GIVEN TASK: Using the records below, locate all lines containing "hydro" and return them.

* START DATA ROWS *

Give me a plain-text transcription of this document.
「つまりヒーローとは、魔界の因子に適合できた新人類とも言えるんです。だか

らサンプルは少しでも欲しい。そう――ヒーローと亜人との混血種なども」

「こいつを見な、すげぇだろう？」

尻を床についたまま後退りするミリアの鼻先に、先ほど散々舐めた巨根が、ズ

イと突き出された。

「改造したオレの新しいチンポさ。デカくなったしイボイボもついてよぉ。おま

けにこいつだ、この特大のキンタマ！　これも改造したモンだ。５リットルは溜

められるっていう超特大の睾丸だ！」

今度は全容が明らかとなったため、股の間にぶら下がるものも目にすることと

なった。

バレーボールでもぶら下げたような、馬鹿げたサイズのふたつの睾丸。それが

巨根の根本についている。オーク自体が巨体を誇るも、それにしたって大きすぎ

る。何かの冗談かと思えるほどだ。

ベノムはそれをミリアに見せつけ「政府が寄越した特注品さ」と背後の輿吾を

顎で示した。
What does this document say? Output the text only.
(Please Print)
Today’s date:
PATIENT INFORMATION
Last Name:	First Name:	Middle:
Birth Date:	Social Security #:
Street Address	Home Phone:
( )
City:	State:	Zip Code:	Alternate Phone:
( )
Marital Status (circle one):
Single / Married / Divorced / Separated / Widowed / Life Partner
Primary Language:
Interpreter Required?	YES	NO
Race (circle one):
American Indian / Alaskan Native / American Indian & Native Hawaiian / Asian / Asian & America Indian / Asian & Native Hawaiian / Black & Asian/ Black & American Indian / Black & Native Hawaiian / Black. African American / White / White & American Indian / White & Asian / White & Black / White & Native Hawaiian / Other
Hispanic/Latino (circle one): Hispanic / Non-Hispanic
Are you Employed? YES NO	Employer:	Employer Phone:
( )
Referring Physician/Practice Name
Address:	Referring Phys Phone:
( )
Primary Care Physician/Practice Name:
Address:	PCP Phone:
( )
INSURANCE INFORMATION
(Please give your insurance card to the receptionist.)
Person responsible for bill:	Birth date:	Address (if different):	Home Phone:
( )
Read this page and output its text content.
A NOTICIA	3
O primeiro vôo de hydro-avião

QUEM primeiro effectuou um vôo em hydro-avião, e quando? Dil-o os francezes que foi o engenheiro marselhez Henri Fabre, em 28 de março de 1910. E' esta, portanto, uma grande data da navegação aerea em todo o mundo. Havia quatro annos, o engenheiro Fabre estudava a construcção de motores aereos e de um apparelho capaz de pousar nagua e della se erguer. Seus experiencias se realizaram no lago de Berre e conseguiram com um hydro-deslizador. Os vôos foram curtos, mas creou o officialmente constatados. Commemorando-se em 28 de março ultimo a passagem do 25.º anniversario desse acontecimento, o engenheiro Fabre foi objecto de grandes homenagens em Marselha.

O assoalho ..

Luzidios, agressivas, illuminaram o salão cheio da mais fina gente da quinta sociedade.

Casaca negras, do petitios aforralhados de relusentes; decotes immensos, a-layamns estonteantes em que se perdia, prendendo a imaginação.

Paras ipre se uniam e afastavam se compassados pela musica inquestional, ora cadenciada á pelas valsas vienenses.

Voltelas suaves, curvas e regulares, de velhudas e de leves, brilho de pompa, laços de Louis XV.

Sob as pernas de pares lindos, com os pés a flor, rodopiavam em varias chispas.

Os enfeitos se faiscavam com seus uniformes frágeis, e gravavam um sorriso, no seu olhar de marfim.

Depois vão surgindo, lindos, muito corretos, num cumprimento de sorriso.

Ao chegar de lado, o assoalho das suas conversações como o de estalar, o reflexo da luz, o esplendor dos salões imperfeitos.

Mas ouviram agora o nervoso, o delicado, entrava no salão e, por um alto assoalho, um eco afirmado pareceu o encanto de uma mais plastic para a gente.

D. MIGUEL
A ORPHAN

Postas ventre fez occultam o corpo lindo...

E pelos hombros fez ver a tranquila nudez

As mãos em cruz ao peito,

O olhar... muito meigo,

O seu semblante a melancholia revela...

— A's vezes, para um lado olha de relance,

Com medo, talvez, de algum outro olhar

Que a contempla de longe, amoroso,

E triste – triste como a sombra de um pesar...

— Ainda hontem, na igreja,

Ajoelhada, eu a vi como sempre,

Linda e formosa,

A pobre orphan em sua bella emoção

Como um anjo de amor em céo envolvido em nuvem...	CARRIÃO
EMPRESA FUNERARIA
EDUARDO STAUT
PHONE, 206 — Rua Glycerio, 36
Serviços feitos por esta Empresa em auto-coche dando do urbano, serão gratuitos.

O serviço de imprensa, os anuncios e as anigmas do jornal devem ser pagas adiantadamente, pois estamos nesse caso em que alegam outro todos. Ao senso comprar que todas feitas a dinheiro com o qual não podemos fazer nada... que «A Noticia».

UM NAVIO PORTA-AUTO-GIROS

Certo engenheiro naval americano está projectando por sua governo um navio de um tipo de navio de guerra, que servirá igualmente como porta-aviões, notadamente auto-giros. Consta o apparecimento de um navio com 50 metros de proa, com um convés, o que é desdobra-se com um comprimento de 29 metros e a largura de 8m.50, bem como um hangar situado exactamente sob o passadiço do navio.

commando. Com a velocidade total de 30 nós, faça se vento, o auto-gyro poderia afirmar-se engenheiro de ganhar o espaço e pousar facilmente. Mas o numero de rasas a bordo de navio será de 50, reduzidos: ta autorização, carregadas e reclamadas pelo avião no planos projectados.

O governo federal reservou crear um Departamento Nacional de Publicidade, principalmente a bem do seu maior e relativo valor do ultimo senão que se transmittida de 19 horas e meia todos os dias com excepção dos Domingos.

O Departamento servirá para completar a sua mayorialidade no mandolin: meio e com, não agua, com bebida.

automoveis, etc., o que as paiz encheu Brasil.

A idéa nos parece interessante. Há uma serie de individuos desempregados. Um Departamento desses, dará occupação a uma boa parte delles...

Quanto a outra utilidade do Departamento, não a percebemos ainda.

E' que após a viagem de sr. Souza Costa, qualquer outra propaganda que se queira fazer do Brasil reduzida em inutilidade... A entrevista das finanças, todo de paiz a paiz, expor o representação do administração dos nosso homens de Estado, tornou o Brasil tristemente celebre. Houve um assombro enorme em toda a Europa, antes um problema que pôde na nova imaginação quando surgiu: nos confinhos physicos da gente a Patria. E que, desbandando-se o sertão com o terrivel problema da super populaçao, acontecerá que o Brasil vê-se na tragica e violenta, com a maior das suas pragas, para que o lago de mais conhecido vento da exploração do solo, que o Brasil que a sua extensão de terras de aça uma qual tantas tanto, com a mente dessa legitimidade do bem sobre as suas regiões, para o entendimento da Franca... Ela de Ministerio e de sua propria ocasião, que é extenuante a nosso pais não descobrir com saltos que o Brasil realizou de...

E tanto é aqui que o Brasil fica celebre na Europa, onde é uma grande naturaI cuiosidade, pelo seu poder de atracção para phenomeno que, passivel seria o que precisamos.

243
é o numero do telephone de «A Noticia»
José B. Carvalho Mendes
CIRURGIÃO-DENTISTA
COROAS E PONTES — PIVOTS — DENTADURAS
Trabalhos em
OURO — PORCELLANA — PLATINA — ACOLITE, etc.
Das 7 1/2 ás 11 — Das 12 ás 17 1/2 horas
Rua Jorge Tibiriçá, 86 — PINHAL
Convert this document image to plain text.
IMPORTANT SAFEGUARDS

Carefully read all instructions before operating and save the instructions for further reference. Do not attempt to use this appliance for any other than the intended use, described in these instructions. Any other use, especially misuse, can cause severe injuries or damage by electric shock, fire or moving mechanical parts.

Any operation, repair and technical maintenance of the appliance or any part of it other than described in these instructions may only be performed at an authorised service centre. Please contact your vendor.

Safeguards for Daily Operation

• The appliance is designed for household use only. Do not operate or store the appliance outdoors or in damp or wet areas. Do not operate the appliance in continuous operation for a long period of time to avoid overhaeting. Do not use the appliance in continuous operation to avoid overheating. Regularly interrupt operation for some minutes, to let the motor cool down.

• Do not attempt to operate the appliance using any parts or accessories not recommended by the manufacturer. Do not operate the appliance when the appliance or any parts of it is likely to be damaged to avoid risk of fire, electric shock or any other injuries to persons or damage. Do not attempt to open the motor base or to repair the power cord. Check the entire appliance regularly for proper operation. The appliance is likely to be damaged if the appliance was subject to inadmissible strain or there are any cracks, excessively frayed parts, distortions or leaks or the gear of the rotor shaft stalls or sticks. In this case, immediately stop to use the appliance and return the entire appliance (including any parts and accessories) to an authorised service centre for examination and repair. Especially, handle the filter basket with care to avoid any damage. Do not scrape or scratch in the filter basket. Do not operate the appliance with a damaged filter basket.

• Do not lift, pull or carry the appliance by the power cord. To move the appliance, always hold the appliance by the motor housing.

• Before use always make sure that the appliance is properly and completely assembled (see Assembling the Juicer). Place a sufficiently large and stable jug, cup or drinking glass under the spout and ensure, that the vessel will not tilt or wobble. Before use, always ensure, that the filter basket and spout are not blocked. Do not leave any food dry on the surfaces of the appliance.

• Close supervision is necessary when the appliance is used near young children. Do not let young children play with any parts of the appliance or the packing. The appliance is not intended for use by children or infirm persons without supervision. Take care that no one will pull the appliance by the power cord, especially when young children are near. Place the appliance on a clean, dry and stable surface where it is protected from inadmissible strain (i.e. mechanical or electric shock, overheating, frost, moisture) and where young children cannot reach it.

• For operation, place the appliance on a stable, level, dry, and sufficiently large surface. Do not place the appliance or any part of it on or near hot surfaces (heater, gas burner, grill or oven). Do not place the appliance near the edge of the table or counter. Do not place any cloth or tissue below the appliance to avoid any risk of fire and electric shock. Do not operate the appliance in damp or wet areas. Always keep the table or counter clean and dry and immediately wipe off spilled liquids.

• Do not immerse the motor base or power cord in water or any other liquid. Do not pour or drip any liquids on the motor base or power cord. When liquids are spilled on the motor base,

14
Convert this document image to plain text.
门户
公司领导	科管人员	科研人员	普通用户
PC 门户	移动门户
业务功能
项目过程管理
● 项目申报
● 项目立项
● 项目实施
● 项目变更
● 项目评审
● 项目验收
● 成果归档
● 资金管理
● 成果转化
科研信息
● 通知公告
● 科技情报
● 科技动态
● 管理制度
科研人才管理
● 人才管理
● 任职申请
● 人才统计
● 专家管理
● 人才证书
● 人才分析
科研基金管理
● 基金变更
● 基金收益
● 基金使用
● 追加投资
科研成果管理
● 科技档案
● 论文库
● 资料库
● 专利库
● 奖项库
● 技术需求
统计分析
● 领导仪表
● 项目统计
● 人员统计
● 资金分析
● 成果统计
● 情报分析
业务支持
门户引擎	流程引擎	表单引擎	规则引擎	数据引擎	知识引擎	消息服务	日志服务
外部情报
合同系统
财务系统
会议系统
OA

* END DATA ROWS *

EXERCISE OUTPUT:
O primeiro vôo de hydro-avião
QUEM primeiro effectuou um vôo em hydro-avião, e quando? Dil-o os francezes que foi o engenheiro marselhez Henri Fabre, em 28 de março de 1910. E' esta, portanto, uma grande data da navegação aerea em todo o mundo. Havia quatro annos, o engenheiro Fabre estudava a construcção de motores aereos e de um apparelho capaz de pousar nagua e della se erguer. Seus experiencias se realizaram no lago de Berre e conseguiram com um hydro-deslizador. Os vôos foram curtos, mas creou o officialmente constatados. Commemorando-se em 28 de março ultimo a passagem do 25.º anniversario desse acontecimento, o engenheiro Fabre foi objecto de grandes homenagens em Marselha.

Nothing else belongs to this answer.